Stored records ▸
######
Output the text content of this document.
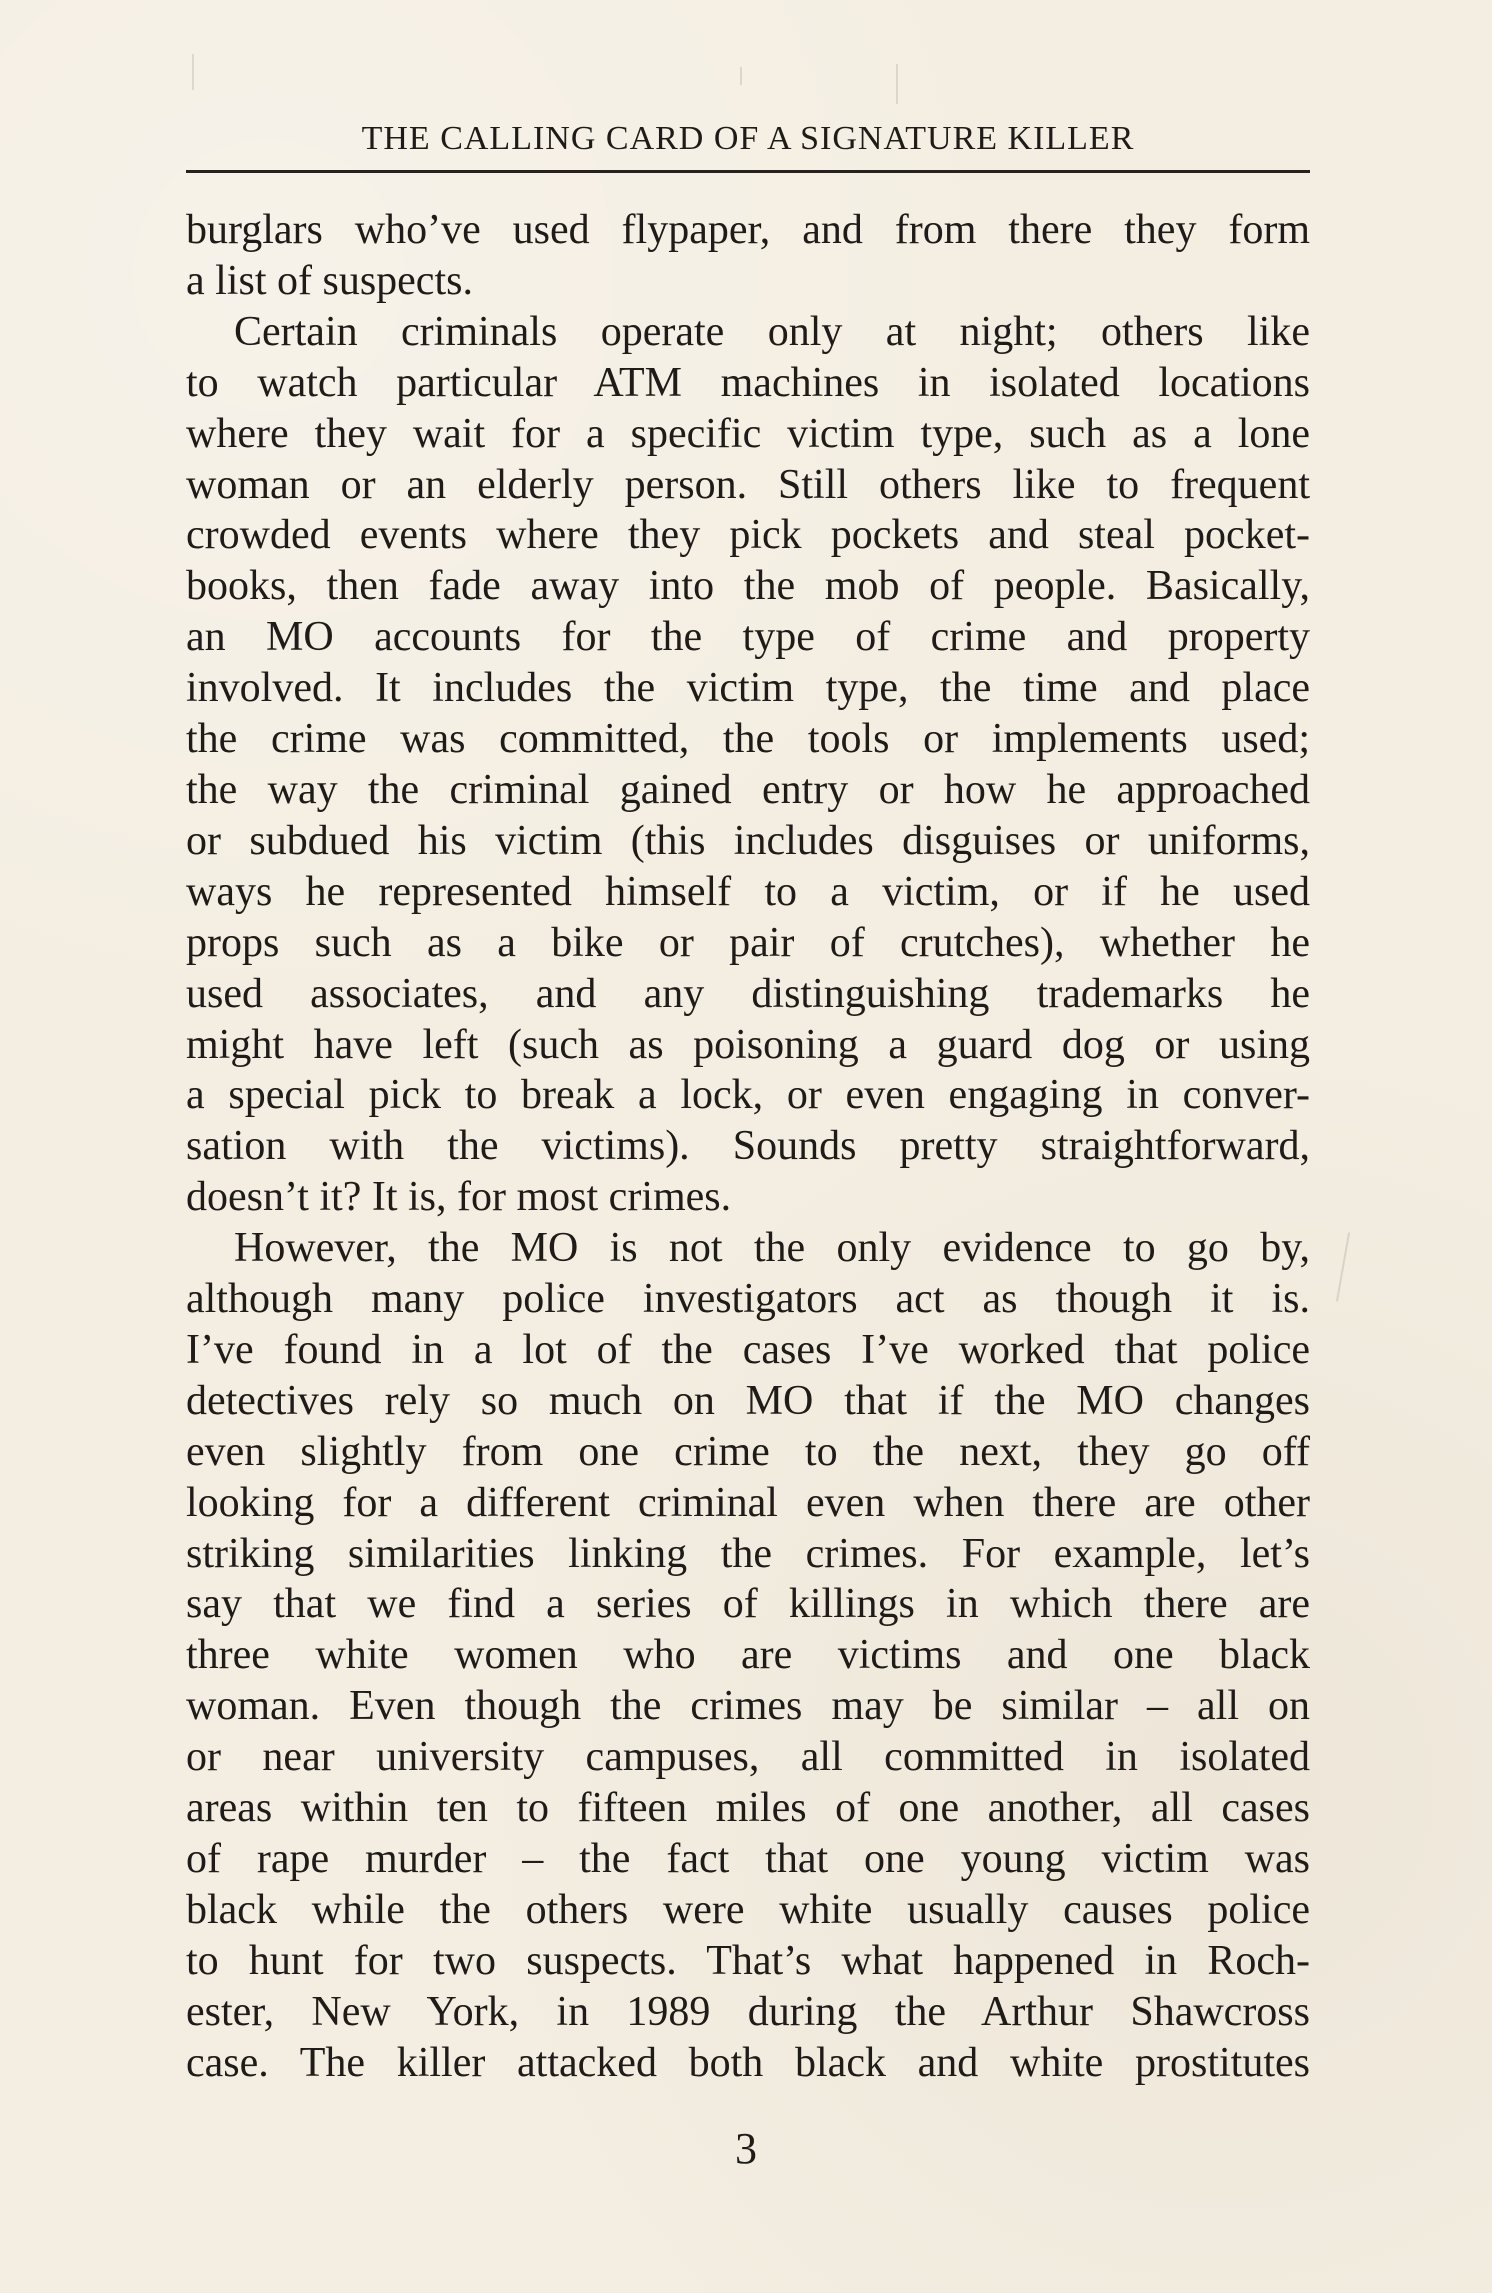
THE CALLING CARD OF A SIGNATURE KILLER
burglars who’ve used flypaper, and from there they form
a list of suspects.
Certain criminals operate only at night; others like
to watch particular ATM machines in isolated locations
where they wait for a specific victim type, such as a lone
woman or an elderly person. Still others like to frequent
crowded events where they pick pockets and steal pocket-
books, then fade away into the mob of people. Basically,
an MO accounts for the type of crime and property
involved. It includes the victim type, the time and place
the crime was committed, the tools or implements used;
the way the criminal gained entry or how he approached
or subdued his victim (this includes disguises or uniforms,
ways he represented himself to a victim, or if he used
props such as a bike or pair of crutches), whether he
used associates, and any distinguishing trademarks he
might have left (such as poisoning a guard dog or using
a special pick to break a lock, or even engaging in conver-
sation with the victims). Sounds pretty straightforward,
doesn’t it? It is, for most crimes.
However, the MO is not the only evidence to go by,
although many police investigators act as though it is.
I’ve found in a lot of the cases I’ve worked that police
detectives rely so much on MO that if the MO changes
even slightly from one crime to the next, they go off
looking for a different criminal even when there are other
striking similarities linking the crimes. For example, let’s
say that we find a series of killings in which there are
three white women who are victims and one black
woman. Even though the crimes may be similar – all on
or near university campuses, all committed in isolated
areas within ten to fifteen miles of one another, all cases
of rape murder – the fact that one young victim was
black while the others were white usually causes police
to hunt for two suspects. That’s what happened in Roch-
ester, New York, in 1989 during the Arthur Shawcross
case. The killer attacked both black and white prostitutes
3
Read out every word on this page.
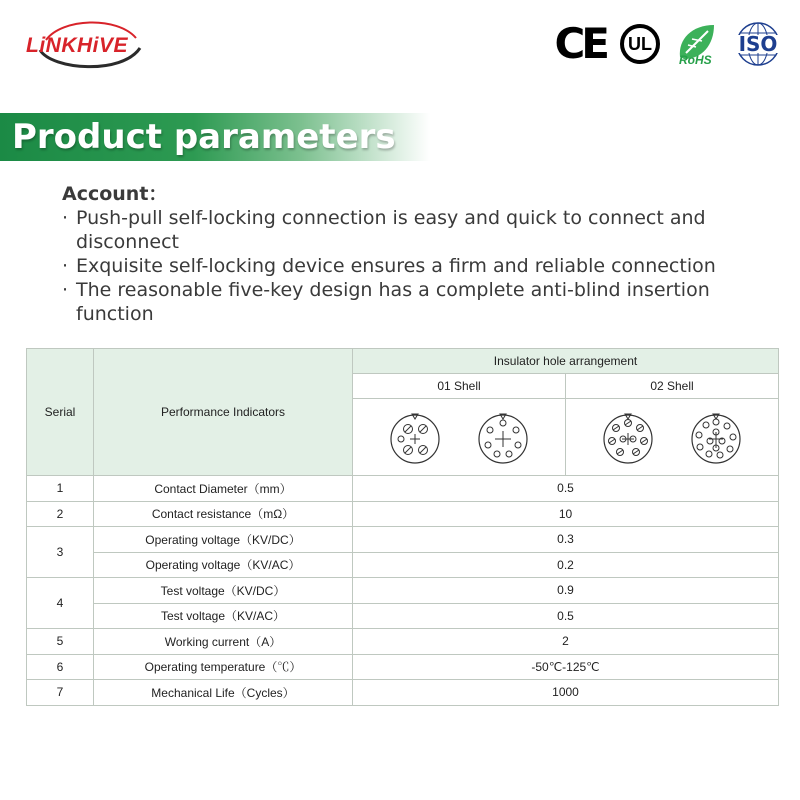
LiNKHiVE	CE UL
RoHS
ISO
Product parameters
Account：
· Push-pull self-locking connection is easy and quick to connect and disconnect
· Exquisite self-locking device ensures a firm and reliable connection
· The reasonable five-key design has a complete anti-blind insertion function
Serial	Performance Indicators	Insulator hole arrangement	
		01 Shell	02 Shell

1	Contact Diameter（mm）	0.5	
2	Contact resistance（mΩ）	10	
3	Operating voltage（KV/DC）	0.3	
	Operating voltage（KV/AC）	0.2	
4	Test voltage（KV/DC）	0.9	
	Test voltage（KV/AC）	0.5	
5	Working current（A）	2	
6	Operating temperature（℃）	-50℃-125℃	
7	Mechanical Life（Cycles）	1000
######
Print all of the entries word for word. Skip any images they contain.

Output the text content of this document.
THE CALLING CARD OF A SIGNATURE KILLER
burglars who’ve used flypaper, and from there they form
a list of suspects.
Certain criminals operate only at night; others like
to watch particular ATM machines in isolated locations
where they wait for a specific victim type, such as a lone
woman or an elderly person. Still others like to frequent
crowded events where they pick pockets and steal pocket-
books, then fade away into the mob of people. Basically,
an MO accounts for the type of crime and property
involved. It includes the victim type, the time and place
the crime was committed, the tools or implements used;
the way the criminal gained entry or how he approached
or subdued his victim (this includes disguises or uniforms,
ways he represented himself to a victim, or if he used
props such as a bike or pair of crutches), whether he
used associates, and any distinguishing trademarks he
might have left (such as poisoning a guard dog or using
a special pick to break a lock, or even engaging in conver-
sation with the victims). Sounds pretty straightforward,
doesn’t it? It is, for most crimes.
However, the MO is not the only evidence to go by,
although many police investigators act as though it is.
I’ve found in a lot of the cases I’ve worked that police
detectives rely so much on MO that if the MO changes
even slightly from one crime to the next, they go off
looking for a different criminal even when there are other
striking similarities linking the crimes. For example, let’s
say that we find a series of killings in which there are
three white women who are victims and one black
woman. Even though the crimes may be similar – all on
or near university campuses, all committed in isolated
areas within ten to fifteen miles of one another, all cases
of rape murder – the fact that one young victim was
black while the others were white usually causes police
to hunt for two suspects. That’s what happened in Roch-
ester, New York, in 1989 during the Arthur Shawcross
case. The killer attacked both black and white prostitutes
3
Read out every word on this page.
LiNKHiVE	CE UL
RoHS
ISO
Product parameters
Account：
· Push-pull self-locking connection is easy and quick to connect and disconnect
· Exquisite self-locking device ensures a firm and reliable connection
· The reasonable five-key design has a complete anti-blind insertion function
Serial	Performance Indicators	Insulator hole arrangement	
		01 Shell	02 Shell

1	Contact Diameter（mm）	0.5	
2	Contact resistance（mΩ）	10	
3	Operating voltage（KV/DC）	0.3	
	Operating voltage（KV/AC）	0.2	
4	Test voltage（KV/DC）	0.9	
	Test voltage（KV/AC）	0.5	
5	Working current（A）	2	
6	Operating temperature（℃）	-50℃-125℃	
7	Mechanical Life（Cycles）	1000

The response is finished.